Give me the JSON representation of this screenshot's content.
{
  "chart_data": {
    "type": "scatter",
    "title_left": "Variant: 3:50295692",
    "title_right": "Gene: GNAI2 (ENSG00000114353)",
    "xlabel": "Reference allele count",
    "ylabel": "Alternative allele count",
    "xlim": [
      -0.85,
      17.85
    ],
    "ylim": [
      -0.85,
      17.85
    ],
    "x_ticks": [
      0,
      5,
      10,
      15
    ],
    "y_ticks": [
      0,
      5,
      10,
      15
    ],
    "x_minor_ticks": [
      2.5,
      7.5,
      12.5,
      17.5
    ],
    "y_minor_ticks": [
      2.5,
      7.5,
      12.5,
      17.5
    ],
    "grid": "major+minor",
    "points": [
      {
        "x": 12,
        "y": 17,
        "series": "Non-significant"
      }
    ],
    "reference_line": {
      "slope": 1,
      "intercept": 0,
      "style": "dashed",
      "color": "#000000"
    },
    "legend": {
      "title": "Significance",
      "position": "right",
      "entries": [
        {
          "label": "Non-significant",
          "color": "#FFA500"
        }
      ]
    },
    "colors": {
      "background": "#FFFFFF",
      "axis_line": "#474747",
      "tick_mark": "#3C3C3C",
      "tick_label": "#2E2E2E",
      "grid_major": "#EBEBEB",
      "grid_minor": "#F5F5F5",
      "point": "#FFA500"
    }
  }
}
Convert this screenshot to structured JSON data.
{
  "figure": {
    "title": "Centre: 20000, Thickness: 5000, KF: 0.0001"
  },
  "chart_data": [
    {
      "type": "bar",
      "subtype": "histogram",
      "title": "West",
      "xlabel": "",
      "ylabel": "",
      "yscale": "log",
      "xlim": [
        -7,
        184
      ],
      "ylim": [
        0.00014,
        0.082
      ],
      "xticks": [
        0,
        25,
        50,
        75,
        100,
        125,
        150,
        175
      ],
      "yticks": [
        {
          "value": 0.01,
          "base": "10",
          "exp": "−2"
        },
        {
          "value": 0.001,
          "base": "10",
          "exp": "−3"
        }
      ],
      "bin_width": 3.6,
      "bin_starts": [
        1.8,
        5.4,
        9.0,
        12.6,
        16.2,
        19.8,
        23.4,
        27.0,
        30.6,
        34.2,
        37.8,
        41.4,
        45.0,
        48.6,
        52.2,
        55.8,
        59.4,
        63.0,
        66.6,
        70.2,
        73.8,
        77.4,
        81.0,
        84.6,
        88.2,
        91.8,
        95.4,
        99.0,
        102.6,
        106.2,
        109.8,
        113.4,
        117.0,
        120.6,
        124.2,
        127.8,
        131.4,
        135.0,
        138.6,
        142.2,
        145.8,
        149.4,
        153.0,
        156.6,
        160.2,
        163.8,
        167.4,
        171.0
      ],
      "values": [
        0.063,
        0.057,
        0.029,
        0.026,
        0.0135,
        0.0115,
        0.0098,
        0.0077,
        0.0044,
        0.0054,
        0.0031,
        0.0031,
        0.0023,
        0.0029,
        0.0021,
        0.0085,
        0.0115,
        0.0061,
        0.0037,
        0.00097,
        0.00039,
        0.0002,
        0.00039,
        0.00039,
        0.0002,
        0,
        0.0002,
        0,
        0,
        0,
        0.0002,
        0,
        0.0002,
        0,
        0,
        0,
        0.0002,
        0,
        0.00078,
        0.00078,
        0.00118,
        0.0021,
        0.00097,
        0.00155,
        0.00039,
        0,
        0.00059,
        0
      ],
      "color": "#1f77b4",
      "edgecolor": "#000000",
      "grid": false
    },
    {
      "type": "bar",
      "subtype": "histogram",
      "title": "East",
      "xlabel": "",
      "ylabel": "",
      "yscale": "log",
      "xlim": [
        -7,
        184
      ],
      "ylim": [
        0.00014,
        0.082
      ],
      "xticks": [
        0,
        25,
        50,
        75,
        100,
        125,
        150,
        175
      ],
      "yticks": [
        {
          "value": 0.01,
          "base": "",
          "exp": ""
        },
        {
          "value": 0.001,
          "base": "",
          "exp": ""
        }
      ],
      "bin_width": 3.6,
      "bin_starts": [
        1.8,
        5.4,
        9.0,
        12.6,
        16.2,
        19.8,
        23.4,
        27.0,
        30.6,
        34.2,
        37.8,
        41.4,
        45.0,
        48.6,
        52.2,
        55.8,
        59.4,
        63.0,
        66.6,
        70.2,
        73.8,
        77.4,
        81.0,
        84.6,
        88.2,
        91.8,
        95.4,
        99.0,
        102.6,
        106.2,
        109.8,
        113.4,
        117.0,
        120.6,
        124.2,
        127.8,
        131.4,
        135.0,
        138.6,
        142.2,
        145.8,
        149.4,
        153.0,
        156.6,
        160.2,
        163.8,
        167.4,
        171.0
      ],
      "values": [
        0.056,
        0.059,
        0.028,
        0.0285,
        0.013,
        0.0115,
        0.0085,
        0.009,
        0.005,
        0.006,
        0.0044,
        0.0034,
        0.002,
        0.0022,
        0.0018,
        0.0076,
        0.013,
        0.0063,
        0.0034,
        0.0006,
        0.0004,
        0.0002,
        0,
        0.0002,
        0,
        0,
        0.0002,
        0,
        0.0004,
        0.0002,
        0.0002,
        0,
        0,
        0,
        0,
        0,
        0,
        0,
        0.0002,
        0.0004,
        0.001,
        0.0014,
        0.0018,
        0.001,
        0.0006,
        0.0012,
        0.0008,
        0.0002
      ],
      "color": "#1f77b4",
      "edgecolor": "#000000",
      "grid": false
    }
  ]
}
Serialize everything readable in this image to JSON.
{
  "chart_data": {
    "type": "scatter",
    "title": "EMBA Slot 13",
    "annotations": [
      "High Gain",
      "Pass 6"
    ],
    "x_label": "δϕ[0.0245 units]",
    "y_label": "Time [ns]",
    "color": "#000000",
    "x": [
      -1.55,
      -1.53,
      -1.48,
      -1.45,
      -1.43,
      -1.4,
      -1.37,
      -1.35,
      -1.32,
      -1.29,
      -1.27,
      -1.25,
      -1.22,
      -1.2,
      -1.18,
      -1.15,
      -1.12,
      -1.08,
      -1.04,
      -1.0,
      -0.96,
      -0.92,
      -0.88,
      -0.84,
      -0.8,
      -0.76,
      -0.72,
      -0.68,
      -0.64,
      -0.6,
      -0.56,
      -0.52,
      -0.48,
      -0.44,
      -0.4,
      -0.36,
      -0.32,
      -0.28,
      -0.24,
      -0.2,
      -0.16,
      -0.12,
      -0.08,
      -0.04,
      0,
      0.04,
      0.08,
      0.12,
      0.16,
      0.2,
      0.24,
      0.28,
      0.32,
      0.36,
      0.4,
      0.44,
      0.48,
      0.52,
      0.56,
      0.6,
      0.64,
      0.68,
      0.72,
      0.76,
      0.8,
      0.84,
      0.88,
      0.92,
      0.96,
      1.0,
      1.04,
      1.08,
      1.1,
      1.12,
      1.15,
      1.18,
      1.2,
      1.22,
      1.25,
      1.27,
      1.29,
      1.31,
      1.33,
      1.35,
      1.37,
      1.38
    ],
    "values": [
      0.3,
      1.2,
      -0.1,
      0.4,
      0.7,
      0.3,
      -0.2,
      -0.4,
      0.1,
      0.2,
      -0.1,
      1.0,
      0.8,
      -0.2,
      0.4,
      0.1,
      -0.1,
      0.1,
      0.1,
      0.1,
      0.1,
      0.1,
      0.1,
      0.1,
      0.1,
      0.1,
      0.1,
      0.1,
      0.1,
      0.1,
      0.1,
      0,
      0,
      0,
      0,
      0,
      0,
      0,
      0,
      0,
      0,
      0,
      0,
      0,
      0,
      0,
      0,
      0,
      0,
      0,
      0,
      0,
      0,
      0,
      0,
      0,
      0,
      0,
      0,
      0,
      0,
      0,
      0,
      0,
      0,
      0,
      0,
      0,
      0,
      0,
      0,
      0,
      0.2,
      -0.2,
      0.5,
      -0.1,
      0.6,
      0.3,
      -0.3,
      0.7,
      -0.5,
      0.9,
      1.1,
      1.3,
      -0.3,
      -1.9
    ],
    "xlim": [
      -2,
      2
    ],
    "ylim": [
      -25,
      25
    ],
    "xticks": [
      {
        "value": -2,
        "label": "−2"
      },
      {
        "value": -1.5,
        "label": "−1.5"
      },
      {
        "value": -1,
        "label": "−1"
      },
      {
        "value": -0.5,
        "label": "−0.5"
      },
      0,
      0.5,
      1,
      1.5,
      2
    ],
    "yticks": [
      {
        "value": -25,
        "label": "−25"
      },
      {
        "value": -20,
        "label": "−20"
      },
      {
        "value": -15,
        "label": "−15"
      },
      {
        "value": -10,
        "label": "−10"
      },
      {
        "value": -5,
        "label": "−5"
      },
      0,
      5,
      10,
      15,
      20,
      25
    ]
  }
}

#### [PROBLEM STATEMENT]
Lines holding the word "this" in the entries above are the ones to pull out. Copy them all.

#### [ANSWER]
Give me the JSON representation of this screenshot's content.
Convert this screenshot to structured JSON data.
Serialize everything readable in this image to JSON.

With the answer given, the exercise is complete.